**GIVEN REQUEST**
Extract each line of the records below that contains the word "レコード芸術".
########
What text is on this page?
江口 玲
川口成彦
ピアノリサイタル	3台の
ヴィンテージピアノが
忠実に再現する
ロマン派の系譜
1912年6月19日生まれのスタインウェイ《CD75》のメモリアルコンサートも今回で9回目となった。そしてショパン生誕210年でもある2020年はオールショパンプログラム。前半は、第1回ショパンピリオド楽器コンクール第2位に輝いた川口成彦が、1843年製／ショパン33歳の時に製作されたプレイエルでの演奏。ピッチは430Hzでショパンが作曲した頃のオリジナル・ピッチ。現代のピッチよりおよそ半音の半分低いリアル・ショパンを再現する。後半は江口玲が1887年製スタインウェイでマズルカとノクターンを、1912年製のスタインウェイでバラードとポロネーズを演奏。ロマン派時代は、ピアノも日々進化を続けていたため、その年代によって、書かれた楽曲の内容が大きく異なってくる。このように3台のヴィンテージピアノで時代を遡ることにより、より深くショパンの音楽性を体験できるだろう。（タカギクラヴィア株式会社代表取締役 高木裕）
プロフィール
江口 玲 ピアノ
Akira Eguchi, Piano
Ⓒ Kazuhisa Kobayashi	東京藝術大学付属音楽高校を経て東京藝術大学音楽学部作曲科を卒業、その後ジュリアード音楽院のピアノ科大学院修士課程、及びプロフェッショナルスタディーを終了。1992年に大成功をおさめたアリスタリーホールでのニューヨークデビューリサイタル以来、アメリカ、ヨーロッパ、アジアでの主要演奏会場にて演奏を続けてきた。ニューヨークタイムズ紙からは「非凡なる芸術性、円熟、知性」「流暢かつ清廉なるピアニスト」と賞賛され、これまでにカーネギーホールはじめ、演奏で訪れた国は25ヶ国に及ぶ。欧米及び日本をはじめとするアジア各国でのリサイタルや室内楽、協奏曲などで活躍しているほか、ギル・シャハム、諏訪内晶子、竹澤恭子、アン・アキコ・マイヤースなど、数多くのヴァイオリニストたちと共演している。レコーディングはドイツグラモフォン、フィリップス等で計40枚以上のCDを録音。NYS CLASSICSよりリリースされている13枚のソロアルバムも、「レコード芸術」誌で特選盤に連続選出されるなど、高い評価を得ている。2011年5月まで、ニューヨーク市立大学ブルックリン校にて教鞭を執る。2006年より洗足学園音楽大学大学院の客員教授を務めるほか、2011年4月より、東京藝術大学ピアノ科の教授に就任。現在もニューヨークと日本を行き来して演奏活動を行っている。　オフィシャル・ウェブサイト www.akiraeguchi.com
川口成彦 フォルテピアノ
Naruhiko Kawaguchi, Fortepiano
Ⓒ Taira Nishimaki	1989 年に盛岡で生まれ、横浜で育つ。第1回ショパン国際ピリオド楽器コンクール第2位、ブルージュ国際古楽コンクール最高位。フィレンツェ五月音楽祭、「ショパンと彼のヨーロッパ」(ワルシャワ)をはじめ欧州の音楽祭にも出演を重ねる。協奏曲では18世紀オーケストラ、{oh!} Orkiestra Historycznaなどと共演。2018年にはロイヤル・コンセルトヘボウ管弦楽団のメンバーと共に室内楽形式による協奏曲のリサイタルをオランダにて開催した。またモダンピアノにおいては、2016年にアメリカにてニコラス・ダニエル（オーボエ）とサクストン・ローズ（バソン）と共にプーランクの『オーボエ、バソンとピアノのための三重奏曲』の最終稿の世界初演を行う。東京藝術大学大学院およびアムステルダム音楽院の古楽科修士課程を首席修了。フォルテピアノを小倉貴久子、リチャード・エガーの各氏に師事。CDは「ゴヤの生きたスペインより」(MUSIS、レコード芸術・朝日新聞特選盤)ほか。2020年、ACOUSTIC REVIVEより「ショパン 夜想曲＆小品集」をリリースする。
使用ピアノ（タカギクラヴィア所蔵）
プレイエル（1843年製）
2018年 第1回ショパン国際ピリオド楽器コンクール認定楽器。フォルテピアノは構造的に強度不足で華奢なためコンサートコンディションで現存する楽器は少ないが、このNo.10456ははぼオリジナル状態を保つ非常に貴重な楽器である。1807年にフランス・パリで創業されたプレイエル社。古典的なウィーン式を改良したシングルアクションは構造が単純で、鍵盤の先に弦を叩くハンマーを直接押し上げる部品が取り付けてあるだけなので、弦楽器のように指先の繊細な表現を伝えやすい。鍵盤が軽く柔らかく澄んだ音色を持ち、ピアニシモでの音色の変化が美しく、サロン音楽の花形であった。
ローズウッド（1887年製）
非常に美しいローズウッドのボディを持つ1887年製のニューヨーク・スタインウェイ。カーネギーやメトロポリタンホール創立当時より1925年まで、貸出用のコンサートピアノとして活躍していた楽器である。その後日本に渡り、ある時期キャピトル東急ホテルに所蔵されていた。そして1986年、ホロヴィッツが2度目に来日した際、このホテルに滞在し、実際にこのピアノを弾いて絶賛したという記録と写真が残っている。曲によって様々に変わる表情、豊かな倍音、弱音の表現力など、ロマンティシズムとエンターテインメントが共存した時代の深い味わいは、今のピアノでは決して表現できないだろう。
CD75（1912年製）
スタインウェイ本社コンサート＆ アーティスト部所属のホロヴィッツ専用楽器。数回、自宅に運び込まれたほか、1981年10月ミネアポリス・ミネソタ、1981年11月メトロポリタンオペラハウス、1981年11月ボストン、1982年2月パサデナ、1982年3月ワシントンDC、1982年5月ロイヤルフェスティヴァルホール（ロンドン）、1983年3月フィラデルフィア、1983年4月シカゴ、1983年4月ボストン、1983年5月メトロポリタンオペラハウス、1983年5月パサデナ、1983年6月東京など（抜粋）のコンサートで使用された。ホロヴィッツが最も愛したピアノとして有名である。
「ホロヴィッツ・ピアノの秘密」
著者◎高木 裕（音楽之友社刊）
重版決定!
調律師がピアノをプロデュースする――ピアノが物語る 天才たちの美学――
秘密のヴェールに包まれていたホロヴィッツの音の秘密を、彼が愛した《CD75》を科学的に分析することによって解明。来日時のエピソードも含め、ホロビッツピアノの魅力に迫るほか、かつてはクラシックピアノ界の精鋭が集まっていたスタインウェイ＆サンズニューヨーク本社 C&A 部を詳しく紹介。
########
**OUTPUT FOR THIS TASK**
Ⓒ Kazuhisa Kobayashi	東京藝術大学付属音楽高校を経て東京藝術大学音楽学部作曲科を卒業、その後ジュリアード音楽院のピアノ科大学院修士課程、及びプロフェッショナルスタディーを終了。1992年に大成功をおさめたアリスタリーホールでのニューヨークデビューリサイタル以来、アメリカ、ヨーロッパ、アジアでの主要演奏会場にて演奏を続けてきた。ニューヨークタイムズ紙からは「非凡なる芸術性、円熟、知性」「流暢かつ清廉なるピアニスト」と賞賛され、これまでにカーネギーホールはじめ、演奏で訪れた国は25ヶ国に及ぶ。欧米及び日本をはじめとするアジア各国でのリサイタルや室内楽、協奏曲などで活躍しているほか、ギル・シャハム、諏訪内晶子、竹澤恭子、アン・アキコ・マイヤースなど、数多くのヴァイオリニストたちと共演している。レコーディングはドイツグラモフォン、フィリップス等で計40枚以上のCDを録音。NYS CLASSICSよりリリースされている13枚のソロアルバムも、「レコード芸術」誌で特選盤に連続選出されるなど、高い評価を得ている。2011年5月まで、ニューヨーク市立大学ブルックリン校にて教鞭を執る。2006年より洗足学園音楽大学大学院の客員教授を務めるほか、2011年4月より、東京藝術大学ピアノ科の教授に就任。現在もニューヨークと日本を行き来して演奏活動を行っている。　オフィシャル・ウェブサイト www.akiraeguchi.com
Ⓒ Taira Nishimaki	1989 年に盛岡で生まれ、横浜で育つ。第1回ショパン国際ピリオド楽器コンクール第2位、ブルージュ国際古楽コンクール最高位。フィレンツェ五月音楽祭、「ショパンと彼のヨーロッパ」(ワルシャワ)をはじめ欧州の音楽祭にも出演を重ねる。協奏曲では18世紀オーケストラ、{oh!} Orkiestra Historycznaなどと共演。2018年にはロイヤル・コンセルトヘボウ管弦楽団のメンバーと共に室内楽形式による協奏曲のリサイタルをオランダにて開催した。またモダンピアノにおいては、2016年にアメリカにてニコラス・ダニエル（オーボエ）とサクストン・ローズ（バソン）と共にプーランクの『オーボエ、バソンとピアノのための三重奏曲』の最終稿の世界初演を行う。東京藝術大学大学院およびアムステルダム音楽院の古楽科修士課程を首席修了。フォルテピアノを小倉貴久子、リチャード・エガーの各氏に師事。CDは「ゴヤの生きたスペインより」(MUSIS、レコード芸術・朝日新聞特選盤)ほか。2020年、ACOUSTIC REVIVEより「ショパン 夜想曲＆小品集」をリリースする。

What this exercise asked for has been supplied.